> Fragmento del texto
=====
Lo que me sorprendió nada más sacarla de la caja

La imagen en 2K es notablemente nítida para el precio. La primera noche que la puse en el salón, la visión nocturna me dejó ver hasta el pelaje del gato sin encender ninguna luz. Ese detalle me ganó bastante rápido.

La rotación 360º funciona bien desde la app Tapo, que es sencilla y no te hace perder media tarde para configurarla. Perfectamente manejable incluso si no eres muy de tecnología.

La detección IA: útil, con matices

Distingue personas de mascotas o movimientos genéricos, y eso en la práctica significa muchas menos notificaciones absurdas. La detección de llanto de bebé es una cosa que no esperaba valorar tanto, pero si tienes niños pequeños en casa, mira tú por dónde, se convierte en el argumento principal.
=====
> Material proporcionado
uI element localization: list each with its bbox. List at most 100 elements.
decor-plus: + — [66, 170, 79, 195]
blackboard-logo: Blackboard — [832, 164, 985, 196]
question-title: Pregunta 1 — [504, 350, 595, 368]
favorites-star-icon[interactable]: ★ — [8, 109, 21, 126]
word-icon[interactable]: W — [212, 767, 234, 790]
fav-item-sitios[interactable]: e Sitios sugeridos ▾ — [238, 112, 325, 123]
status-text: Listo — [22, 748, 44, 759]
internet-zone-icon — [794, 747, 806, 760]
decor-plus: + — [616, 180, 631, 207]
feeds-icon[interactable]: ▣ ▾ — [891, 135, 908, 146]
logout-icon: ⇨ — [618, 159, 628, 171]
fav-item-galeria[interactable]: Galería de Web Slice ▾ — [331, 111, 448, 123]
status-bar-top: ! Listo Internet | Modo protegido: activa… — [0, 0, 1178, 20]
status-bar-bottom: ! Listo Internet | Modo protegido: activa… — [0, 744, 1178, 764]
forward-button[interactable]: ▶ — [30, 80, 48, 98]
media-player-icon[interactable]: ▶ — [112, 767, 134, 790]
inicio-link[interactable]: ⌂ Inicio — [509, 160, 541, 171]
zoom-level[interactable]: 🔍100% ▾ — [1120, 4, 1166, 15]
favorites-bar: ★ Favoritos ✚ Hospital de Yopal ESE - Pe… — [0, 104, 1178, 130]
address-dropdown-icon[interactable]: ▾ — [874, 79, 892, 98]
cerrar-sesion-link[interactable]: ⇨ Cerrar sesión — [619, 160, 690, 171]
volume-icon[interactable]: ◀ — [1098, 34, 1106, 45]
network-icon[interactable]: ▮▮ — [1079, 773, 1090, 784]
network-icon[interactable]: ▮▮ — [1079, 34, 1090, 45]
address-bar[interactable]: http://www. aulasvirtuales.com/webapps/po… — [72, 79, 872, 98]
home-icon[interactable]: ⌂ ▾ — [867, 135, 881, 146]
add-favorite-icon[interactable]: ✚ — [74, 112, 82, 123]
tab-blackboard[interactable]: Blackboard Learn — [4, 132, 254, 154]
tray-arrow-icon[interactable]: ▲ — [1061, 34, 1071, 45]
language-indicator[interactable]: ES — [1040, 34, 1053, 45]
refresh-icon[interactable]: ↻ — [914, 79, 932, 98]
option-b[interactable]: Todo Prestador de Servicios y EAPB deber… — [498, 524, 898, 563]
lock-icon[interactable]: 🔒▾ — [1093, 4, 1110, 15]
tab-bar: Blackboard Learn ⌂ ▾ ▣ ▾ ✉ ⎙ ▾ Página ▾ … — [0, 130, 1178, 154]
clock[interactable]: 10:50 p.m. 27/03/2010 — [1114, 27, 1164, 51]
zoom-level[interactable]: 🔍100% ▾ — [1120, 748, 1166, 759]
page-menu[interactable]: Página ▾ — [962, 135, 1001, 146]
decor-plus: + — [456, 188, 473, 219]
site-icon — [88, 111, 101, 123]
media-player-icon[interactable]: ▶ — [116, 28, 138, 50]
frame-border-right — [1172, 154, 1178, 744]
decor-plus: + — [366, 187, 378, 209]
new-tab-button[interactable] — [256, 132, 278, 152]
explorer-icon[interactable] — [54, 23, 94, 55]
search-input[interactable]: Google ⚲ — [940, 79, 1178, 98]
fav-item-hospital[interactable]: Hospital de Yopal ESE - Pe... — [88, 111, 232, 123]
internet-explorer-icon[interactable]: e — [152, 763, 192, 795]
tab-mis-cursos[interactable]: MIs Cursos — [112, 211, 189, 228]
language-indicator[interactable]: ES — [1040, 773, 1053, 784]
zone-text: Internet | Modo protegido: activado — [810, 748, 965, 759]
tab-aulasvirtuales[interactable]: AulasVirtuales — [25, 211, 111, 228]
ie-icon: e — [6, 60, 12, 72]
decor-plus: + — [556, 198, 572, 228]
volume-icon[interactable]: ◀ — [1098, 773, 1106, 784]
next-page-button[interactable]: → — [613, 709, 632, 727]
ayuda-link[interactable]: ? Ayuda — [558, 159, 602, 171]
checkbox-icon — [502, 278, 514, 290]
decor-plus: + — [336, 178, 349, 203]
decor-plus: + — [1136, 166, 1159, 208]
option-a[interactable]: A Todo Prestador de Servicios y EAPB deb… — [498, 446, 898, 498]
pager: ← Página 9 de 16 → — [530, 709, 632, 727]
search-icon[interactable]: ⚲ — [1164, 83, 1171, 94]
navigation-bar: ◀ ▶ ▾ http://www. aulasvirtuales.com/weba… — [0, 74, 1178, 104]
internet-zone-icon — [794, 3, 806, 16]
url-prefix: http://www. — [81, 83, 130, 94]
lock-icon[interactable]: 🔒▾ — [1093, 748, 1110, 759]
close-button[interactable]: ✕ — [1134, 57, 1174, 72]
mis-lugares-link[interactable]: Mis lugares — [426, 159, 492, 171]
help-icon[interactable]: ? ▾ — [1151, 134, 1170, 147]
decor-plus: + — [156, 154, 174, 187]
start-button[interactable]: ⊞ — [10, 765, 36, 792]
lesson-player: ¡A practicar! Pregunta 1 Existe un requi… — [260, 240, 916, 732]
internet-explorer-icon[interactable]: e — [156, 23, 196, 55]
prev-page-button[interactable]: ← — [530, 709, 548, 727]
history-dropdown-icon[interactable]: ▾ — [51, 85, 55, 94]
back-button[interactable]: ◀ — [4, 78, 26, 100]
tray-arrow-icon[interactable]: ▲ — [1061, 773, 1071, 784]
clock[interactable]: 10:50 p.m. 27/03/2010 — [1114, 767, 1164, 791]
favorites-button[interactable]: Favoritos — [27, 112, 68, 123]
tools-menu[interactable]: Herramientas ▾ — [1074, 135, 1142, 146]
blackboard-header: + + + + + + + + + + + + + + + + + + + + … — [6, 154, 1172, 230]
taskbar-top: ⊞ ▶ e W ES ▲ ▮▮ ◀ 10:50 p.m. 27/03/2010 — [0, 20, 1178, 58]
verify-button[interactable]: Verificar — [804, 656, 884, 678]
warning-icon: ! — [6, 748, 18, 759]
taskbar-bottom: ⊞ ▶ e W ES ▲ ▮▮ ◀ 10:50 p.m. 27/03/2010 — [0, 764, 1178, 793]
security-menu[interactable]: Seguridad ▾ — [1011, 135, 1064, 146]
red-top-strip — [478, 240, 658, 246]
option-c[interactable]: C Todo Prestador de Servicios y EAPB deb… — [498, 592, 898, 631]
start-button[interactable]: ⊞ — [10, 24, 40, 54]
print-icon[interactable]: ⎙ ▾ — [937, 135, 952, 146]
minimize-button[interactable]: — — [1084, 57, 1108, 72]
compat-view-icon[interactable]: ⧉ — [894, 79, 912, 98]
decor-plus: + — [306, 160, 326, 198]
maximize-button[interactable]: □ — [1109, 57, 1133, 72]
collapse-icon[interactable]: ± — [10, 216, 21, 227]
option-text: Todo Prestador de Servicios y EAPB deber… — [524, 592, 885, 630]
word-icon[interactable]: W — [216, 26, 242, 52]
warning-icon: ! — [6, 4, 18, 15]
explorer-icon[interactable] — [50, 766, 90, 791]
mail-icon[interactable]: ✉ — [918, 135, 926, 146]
=====
> Actividad
Reescribe el pasaje del texto sobre la cámara Tapo empezando en "Distingue personas de" y terminando en "el argumento principal.", y pon "alertas" en lugar de "notificaciones".

> Espacio de respuesta
Distingue personas de mascotas o movimientos genéricos, y eso en la práctica significa muchas menos alertas absurdas. La detección de llanto de bebé es una cosa que no esperaba valorar tanto, pero si tienes niños pequeños en casa, mira tú por dónde, se convierte en el argumento principal.